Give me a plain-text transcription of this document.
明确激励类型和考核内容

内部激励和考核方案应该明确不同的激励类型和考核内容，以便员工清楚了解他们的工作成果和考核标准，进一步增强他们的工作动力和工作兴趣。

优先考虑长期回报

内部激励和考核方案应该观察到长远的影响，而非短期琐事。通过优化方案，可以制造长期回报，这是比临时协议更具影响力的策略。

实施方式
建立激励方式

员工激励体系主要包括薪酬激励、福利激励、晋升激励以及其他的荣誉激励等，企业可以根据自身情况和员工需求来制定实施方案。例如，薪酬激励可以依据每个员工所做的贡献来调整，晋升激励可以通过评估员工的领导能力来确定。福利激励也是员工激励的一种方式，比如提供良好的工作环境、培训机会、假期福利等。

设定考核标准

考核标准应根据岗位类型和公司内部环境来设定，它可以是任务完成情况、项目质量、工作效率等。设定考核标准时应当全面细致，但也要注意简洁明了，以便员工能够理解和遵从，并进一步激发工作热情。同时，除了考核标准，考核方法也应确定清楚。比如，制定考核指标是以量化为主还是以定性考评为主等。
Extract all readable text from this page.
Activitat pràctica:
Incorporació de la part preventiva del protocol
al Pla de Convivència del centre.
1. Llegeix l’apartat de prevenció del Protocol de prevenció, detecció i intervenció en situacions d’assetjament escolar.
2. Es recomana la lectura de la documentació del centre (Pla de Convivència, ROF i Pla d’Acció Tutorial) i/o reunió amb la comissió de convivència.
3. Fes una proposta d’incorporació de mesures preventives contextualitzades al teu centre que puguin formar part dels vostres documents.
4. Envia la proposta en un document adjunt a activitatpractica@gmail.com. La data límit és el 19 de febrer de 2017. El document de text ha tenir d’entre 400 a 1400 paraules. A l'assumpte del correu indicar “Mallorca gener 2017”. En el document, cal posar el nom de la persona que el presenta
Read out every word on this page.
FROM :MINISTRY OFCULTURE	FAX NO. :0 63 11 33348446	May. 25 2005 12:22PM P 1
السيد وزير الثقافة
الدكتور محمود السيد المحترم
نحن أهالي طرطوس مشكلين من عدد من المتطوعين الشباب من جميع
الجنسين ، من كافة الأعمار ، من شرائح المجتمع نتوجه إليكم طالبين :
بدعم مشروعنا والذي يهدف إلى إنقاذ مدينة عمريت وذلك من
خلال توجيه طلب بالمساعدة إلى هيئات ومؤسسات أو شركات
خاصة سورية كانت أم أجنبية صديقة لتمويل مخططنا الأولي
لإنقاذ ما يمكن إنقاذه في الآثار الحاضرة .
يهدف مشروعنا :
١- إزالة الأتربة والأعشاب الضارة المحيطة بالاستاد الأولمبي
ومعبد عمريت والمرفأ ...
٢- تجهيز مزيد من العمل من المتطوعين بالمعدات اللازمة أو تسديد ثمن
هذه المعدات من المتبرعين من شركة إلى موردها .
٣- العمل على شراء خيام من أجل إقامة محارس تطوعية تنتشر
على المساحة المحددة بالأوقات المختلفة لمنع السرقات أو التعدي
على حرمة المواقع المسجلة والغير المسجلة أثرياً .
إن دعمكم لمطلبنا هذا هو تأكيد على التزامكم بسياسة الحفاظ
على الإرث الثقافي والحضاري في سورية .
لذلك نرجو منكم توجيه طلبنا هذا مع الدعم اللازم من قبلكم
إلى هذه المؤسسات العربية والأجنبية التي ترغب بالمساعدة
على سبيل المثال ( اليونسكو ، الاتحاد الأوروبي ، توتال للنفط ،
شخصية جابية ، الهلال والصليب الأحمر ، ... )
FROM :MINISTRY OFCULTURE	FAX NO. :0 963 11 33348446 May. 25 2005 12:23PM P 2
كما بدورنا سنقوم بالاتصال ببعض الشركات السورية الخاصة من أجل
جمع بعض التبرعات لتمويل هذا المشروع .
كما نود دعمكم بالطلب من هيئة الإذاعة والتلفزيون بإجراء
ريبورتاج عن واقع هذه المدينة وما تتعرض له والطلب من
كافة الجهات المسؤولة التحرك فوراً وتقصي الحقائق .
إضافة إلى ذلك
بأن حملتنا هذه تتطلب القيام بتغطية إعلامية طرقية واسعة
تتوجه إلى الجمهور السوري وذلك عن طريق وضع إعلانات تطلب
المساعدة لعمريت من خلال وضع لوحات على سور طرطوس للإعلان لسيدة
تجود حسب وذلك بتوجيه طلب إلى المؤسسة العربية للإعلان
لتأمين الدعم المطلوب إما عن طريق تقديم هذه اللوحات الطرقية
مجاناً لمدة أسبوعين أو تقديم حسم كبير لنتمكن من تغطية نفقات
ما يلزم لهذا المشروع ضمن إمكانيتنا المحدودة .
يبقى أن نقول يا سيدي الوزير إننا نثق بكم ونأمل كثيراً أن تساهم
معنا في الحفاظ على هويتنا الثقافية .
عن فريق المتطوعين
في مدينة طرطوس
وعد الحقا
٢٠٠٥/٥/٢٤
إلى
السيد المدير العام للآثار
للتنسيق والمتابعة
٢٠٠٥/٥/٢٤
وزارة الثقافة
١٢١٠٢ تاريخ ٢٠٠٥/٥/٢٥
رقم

Work to be completed
Of all the lines in the entries, how many contain the word "لتمويل"? Give only the number.

Answer to this exercise
2